## Aim
Identify and pull out each line of the entries in which "slide" occurs.

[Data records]
● ● ●

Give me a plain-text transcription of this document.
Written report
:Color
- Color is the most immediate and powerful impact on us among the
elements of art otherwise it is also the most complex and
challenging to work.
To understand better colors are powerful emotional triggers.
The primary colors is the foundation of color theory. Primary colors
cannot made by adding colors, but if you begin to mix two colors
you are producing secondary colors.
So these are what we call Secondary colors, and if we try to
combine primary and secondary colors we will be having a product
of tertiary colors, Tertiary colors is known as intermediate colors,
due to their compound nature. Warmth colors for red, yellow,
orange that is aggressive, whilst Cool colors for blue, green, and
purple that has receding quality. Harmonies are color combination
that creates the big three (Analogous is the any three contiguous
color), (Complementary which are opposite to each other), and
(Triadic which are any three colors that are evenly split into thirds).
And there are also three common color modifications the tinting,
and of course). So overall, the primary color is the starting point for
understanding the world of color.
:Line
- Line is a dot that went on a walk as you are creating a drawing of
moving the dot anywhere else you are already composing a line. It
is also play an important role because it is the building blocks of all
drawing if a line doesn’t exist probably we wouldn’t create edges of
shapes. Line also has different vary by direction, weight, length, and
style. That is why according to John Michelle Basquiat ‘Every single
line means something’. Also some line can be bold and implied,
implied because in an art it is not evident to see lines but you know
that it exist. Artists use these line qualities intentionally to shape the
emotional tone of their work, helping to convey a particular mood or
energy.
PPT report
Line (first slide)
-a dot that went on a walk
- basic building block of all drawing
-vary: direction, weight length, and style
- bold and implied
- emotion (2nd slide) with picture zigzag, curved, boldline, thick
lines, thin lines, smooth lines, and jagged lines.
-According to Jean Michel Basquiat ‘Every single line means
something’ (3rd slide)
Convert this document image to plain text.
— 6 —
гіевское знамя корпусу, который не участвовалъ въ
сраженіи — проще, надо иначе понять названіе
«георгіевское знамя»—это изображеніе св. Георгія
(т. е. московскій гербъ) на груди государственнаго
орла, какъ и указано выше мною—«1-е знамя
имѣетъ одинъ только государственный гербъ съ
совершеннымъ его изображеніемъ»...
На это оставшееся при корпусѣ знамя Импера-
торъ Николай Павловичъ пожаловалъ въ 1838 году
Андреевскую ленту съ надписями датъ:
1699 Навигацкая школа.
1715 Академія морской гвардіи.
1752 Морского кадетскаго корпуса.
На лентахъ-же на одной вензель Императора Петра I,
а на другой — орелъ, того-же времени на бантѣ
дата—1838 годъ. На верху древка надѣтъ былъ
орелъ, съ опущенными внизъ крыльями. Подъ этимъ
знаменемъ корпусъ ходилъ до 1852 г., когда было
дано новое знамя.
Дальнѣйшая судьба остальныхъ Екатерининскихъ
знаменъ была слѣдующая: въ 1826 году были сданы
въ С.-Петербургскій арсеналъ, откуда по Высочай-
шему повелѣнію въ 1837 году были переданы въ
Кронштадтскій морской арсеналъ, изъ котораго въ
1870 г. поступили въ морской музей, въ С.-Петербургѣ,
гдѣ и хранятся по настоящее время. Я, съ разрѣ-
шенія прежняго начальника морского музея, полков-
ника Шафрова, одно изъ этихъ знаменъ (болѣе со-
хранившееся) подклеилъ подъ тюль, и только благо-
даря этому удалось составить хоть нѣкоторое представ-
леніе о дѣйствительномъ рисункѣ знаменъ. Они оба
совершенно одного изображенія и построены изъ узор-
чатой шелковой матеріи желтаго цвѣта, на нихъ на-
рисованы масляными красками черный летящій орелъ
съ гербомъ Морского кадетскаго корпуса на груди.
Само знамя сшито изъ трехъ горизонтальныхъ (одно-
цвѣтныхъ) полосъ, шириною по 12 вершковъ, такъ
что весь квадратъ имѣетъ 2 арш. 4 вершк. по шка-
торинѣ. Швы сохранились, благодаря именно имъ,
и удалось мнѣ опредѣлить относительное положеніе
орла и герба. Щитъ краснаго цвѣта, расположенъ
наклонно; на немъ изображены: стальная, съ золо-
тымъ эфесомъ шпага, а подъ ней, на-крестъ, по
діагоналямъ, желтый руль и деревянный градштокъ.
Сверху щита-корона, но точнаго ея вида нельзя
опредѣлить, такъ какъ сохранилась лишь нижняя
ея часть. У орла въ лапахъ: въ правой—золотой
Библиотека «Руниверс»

● ● ●

## Worked solution
Line (first slide)
- emotion (2nd slide) with picture zigzag, curved, boldline, thick
something’ (3rd slide)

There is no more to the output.